--- begin ---

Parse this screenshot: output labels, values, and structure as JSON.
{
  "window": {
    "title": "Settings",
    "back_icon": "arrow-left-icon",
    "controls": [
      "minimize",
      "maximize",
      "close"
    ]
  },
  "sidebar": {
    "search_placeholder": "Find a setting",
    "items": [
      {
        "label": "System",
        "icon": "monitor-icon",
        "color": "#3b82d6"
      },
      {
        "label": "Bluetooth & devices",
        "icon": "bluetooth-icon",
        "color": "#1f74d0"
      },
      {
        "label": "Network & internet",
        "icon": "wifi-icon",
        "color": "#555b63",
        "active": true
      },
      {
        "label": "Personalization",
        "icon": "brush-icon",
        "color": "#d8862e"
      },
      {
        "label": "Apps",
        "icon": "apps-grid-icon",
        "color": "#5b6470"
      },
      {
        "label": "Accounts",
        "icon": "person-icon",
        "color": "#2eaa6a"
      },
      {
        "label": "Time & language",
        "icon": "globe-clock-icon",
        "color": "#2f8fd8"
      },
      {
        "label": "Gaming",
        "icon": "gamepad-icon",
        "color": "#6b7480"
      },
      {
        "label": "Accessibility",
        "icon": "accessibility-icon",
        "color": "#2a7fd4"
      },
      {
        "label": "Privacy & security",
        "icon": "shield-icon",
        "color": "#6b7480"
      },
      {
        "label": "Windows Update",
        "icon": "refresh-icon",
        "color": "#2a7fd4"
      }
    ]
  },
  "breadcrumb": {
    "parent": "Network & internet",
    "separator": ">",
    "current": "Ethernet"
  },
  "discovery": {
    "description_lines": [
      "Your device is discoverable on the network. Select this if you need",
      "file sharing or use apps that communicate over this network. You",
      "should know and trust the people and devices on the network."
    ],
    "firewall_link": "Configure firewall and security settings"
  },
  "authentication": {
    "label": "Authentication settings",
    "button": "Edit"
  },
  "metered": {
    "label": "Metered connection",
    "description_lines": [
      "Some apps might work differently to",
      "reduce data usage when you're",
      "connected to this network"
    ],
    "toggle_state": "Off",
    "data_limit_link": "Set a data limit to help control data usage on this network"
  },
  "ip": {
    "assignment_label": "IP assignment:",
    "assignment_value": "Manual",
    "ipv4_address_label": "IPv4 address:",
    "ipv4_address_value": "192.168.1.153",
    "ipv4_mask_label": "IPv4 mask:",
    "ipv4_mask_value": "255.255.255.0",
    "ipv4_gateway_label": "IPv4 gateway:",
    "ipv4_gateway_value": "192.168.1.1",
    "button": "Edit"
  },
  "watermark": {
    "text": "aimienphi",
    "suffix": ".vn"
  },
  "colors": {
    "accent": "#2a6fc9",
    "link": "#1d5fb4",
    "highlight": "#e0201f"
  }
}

--- end ---

PROBLEM: Copy every line of the listing where the word "usage" appears.

ANSWER IN FULL:
      "reduce data usage when you're",
    "data_limit_link": "Set a data limit to help control data usage on this network"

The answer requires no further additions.